What to produce: Please find all lines in the data that hold the string "JSON" and copy them.

Records provided:
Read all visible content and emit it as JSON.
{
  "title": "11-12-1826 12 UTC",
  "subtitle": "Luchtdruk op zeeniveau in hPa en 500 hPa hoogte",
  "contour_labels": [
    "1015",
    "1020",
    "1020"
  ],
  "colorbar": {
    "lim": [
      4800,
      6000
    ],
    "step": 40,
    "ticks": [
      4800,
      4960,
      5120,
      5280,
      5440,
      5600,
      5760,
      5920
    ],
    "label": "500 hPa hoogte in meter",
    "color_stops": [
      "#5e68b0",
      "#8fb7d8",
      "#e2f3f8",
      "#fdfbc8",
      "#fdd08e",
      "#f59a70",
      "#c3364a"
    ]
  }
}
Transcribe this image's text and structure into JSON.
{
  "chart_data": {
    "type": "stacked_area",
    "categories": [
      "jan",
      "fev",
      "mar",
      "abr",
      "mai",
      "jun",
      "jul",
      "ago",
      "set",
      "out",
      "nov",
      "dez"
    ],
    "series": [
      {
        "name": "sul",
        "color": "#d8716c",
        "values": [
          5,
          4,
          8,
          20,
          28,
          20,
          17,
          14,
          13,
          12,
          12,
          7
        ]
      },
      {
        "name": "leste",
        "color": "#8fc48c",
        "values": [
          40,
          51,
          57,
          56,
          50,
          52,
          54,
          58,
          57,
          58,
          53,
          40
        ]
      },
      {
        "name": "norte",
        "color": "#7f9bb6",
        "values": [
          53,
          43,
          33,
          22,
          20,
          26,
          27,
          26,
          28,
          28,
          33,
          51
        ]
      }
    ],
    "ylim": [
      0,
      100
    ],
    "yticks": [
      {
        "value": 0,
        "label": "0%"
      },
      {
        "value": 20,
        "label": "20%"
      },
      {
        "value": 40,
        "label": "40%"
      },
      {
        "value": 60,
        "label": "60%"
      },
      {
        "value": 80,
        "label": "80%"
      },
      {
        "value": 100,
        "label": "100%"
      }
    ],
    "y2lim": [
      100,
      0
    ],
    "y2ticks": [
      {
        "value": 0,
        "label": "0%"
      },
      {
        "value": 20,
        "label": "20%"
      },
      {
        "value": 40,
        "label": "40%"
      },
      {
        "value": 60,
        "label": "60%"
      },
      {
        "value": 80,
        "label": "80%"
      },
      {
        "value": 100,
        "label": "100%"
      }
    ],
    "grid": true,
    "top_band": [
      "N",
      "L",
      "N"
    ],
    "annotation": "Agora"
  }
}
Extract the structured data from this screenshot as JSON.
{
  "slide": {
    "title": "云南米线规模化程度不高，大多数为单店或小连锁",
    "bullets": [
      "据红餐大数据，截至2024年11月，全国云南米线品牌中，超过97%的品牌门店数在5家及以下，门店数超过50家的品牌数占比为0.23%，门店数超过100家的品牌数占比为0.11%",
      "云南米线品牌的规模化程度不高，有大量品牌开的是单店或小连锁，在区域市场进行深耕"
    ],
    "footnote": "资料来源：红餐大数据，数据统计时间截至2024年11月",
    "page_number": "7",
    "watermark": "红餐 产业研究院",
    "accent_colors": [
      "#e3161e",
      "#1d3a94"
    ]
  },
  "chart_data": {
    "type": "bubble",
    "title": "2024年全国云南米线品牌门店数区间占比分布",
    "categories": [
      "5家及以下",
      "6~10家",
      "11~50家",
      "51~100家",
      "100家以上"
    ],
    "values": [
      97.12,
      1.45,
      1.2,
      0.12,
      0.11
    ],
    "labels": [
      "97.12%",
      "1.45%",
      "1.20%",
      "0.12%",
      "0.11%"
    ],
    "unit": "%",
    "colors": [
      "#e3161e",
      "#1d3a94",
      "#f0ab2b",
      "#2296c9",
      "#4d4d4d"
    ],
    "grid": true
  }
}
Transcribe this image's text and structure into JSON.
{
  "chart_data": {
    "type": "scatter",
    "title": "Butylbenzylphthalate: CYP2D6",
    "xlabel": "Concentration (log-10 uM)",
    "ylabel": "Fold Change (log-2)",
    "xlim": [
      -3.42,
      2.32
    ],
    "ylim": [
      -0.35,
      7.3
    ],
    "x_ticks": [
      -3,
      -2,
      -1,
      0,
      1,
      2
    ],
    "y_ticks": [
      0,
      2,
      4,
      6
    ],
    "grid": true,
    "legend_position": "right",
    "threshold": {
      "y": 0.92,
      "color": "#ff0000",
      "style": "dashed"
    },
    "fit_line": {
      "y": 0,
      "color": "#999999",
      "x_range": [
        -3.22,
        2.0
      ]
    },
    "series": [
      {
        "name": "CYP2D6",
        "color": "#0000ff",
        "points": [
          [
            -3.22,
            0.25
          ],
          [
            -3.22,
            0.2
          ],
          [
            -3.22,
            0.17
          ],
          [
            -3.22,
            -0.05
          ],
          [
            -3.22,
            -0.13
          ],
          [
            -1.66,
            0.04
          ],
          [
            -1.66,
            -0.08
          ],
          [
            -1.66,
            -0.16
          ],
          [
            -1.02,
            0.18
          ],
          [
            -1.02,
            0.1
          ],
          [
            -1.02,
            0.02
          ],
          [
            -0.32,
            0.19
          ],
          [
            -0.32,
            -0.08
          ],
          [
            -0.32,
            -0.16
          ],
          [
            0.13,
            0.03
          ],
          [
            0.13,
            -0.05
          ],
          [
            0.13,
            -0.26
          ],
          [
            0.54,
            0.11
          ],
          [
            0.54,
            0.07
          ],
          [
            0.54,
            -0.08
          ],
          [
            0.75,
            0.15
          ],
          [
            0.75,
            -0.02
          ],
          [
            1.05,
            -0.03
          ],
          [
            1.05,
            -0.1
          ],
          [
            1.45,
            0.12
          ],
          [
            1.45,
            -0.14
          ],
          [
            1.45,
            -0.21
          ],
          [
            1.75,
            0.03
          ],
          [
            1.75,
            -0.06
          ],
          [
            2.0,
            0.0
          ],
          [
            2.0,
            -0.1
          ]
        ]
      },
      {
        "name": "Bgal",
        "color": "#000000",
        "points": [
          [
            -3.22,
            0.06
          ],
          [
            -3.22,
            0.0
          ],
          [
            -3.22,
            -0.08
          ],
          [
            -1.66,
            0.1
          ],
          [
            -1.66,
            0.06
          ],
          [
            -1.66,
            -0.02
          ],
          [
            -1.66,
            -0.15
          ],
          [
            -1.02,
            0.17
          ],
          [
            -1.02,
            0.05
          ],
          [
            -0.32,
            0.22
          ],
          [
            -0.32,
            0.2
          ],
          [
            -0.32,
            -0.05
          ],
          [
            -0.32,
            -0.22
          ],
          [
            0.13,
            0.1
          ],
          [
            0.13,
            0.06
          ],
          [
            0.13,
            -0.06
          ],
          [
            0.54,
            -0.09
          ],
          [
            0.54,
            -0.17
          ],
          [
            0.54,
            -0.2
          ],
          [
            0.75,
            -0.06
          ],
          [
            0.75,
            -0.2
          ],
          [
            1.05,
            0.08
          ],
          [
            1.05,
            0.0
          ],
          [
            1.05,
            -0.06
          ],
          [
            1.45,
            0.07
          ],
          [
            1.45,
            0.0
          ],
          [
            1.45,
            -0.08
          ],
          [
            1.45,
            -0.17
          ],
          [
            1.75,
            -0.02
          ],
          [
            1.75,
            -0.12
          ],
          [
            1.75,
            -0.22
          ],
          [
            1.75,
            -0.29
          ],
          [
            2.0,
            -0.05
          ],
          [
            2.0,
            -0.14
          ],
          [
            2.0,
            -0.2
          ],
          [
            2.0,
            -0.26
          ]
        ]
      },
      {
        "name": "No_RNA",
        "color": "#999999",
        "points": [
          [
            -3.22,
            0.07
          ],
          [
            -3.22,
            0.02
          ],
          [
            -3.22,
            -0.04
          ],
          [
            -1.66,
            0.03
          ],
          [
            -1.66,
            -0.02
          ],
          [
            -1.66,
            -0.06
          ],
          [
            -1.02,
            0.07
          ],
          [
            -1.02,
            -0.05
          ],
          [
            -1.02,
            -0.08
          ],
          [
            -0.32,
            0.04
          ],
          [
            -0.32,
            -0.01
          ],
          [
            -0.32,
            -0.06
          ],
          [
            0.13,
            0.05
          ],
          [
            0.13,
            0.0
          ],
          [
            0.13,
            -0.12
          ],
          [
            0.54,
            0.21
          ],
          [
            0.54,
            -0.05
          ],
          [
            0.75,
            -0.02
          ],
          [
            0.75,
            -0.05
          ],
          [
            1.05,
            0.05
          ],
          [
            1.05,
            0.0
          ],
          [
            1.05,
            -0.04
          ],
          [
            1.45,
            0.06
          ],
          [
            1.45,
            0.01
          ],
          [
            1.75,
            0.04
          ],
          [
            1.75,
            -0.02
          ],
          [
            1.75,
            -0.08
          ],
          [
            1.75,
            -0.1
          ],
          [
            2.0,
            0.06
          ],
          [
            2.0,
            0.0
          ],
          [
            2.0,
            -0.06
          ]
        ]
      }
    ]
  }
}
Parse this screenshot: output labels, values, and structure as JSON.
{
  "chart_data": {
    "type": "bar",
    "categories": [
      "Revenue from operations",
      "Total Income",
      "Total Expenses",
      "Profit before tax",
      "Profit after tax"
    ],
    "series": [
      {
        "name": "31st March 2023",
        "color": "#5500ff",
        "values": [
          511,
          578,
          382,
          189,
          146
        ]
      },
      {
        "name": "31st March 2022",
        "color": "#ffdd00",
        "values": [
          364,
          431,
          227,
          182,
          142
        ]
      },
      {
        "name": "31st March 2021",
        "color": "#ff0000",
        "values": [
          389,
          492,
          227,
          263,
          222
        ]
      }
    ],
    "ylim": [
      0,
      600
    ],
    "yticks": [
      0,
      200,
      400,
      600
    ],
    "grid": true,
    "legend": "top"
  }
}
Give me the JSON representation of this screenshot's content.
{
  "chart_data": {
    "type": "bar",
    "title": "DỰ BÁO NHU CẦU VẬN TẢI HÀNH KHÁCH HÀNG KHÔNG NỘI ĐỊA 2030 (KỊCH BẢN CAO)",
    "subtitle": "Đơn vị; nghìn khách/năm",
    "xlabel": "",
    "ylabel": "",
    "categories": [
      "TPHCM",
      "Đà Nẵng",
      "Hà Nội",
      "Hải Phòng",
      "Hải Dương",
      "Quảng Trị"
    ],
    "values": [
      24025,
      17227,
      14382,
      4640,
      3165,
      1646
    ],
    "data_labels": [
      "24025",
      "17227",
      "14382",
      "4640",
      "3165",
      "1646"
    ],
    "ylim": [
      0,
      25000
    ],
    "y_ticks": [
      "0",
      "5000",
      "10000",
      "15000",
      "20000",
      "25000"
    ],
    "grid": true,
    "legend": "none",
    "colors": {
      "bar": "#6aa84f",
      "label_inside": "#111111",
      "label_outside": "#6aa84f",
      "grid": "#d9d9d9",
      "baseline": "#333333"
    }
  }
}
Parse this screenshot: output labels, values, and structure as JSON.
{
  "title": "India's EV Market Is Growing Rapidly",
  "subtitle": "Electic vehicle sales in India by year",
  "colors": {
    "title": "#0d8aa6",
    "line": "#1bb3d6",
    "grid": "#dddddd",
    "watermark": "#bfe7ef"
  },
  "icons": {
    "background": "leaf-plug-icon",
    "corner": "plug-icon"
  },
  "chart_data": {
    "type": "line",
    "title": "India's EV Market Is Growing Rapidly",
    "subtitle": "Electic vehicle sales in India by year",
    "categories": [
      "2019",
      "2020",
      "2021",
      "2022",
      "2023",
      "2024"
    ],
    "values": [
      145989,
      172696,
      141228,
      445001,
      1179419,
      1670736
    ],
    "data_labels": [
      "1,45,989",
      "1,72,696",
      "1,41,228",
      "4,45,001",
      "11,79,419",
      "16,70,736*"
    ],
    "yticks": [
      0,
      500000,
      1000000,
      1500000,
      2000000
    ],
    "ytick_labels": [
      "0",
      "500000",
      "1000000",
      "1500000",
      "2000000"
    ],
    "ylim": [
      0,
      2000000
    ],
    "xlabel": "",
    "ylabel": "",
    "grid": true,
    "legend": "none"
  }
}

Solution to this problem:
Read all visible content and emit it as JSON.
Transcribe this image's text and structure into JSON.
Extract the structured data from this screenshot as JSON.
Transcribe this image's text and structure into JSON.
Parse this screenshot: output labels, values, and structure as JSON.
Give me the JSON representation of this screenshot's content.
Parse this screenshot: output labels, values, and structure as JSON.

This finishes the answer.